STATED PROBLEM ▸ All entries are to be quoted exactly; the images stay out of the copy.
== INPUT RECORDS ==
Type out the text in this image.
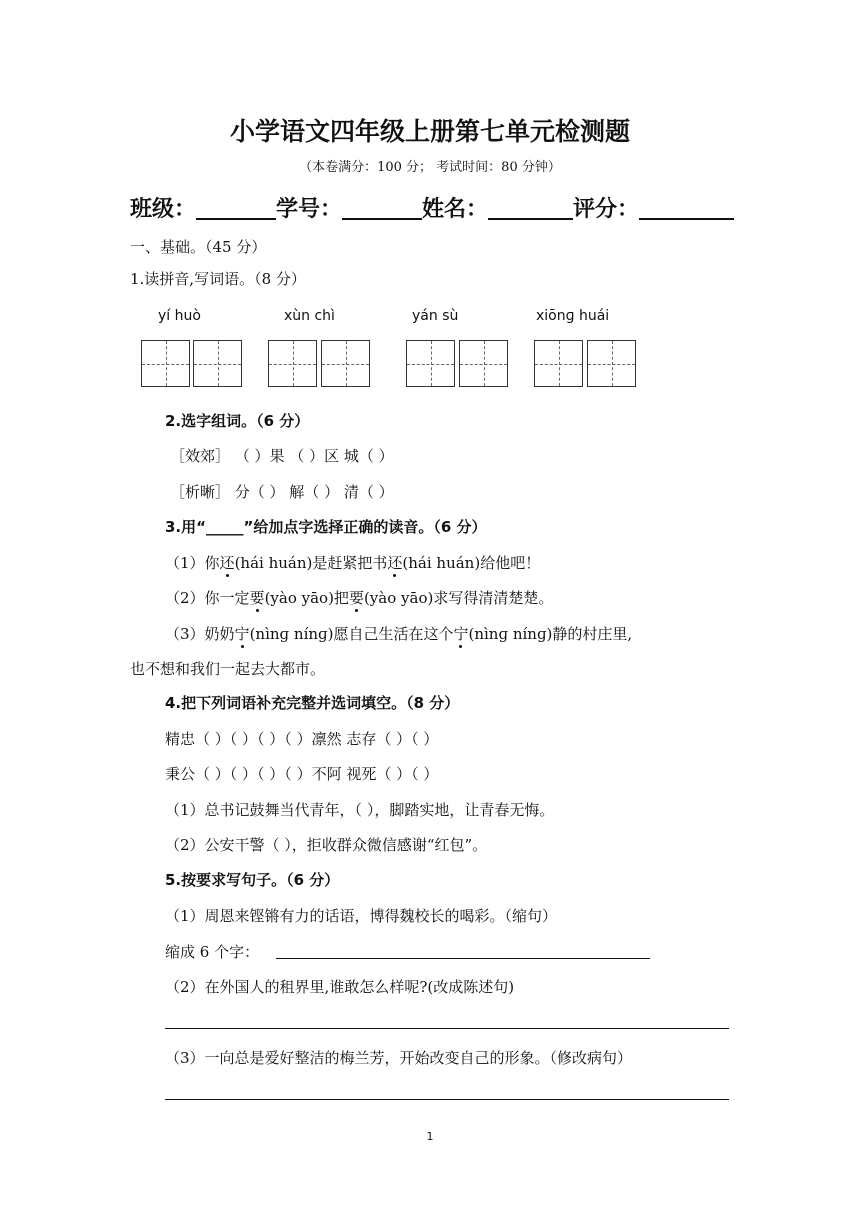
小学语文四年级上册第七单元检测题
（本卷满分：100 分； 考试时间：80 分钟）
班级：	学号：	姓名：	评分：
一、基础。（45 分）
1.读拼音,写词语。（8 分）
yí huò	xùn chì	yán sù	xiōnɡ huái
2.选字组词。（6 分）
［效郊］ （ ）果 （ ）区 城（ ）
［析晰］ 分（ ） 解（ ） 清（ ）
3.用“_____”给加点字选择正确的读音。（6 分）
（1）你还(hái huán)是赶紧把书还(hái huán)给他吧！
（2）你一定要(yào yāo)把要(yào yāo)求写得清清楚楚。
（3）奶奶宁(nìnɡ nínɡ)愿自己生活在这个宁(nìnɡ nínɡ)静的村庄里,
也不想和我们一起去大都市。
4.把下列词语补充完整并选词填空。（8 分）
精忠（ ）（ ）（ ）（ ）凛然 志存（ ）（ ）
秉公（ ）（ ）（ ）（ ）不阿 视死（ ）（ ）
（1）总书记鼓舞当代青年，（ ），脚踏实地，让青春无悔。
（2）公安干警（ ），拒收群众微信感谢“红包”。
5.按要求写句子。（6 分）
（1）周恩来铿锵有力的话语，博得魏校长的喝彩。（缩句）
缩成 6 个字：
（2）在外国人的租界里,谁敢怎么样呢?(改成陈述句)
（3）一向总是爱好整洁的梅兰芳，开始改变自己的形象。（修改病句）
1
===
REPLY TO THE EXERCISE ▸
Type out the text in this image.
小学语文四年级上册第七单元检测题
（本卷满分：100 分； 考试时间：80 分钟）
班级：	学号：	姓名：	评分：
一、基础。（45 分）
1.读拼音,写词语。（8 分）
yí huò	xùn chì	yán sù	xiōnɡ huái
2.选字组词。（6 分）
［效郊］ （ ）果 （ ）区 城（ ）
［析晰］ 分（ ） 解（ ） 清（ ）
3.用“_____”给加点字选择正确的读音。（6 分）
（1）你还(hái huán)是赶紧把书还(hái huán)给他吧！
（2）你一定要(yào yāo)把要(yào yāo)求写得清清楚楚。
（3）奶奶宁(nìnɡ nínɡ)愿自己生活在这个宁(nìnɡ nínɡ)静的村庄里,
也不想和我们一起去大都市。
4.把下列词语补充完整并选词填空。（8 分）
精忠（ ）（ ）（ ）（ ）凛然 志存（ ）（ ）
秉公（ ）（ ）（ ）（ ）不阿 视死（ ）（ ）
（1）总书记鼓舞当代青年，（ ），脚踏实地，让青春无悔。
（2）公安干警（ ），拒收群众微信感谢“红包”。
5.按要求写句子。（6 分）
（1）周恩来铿锵有力的话语，博得魏校长的喝彩。（缩句）
缩成 6 个字：
（2）在外国人的租界里,谁敢怎么样呢?(改成陈述句)
（3）一向总是爱好整洁的梅兰芳，开始改变自己的形象。（修改病句）
1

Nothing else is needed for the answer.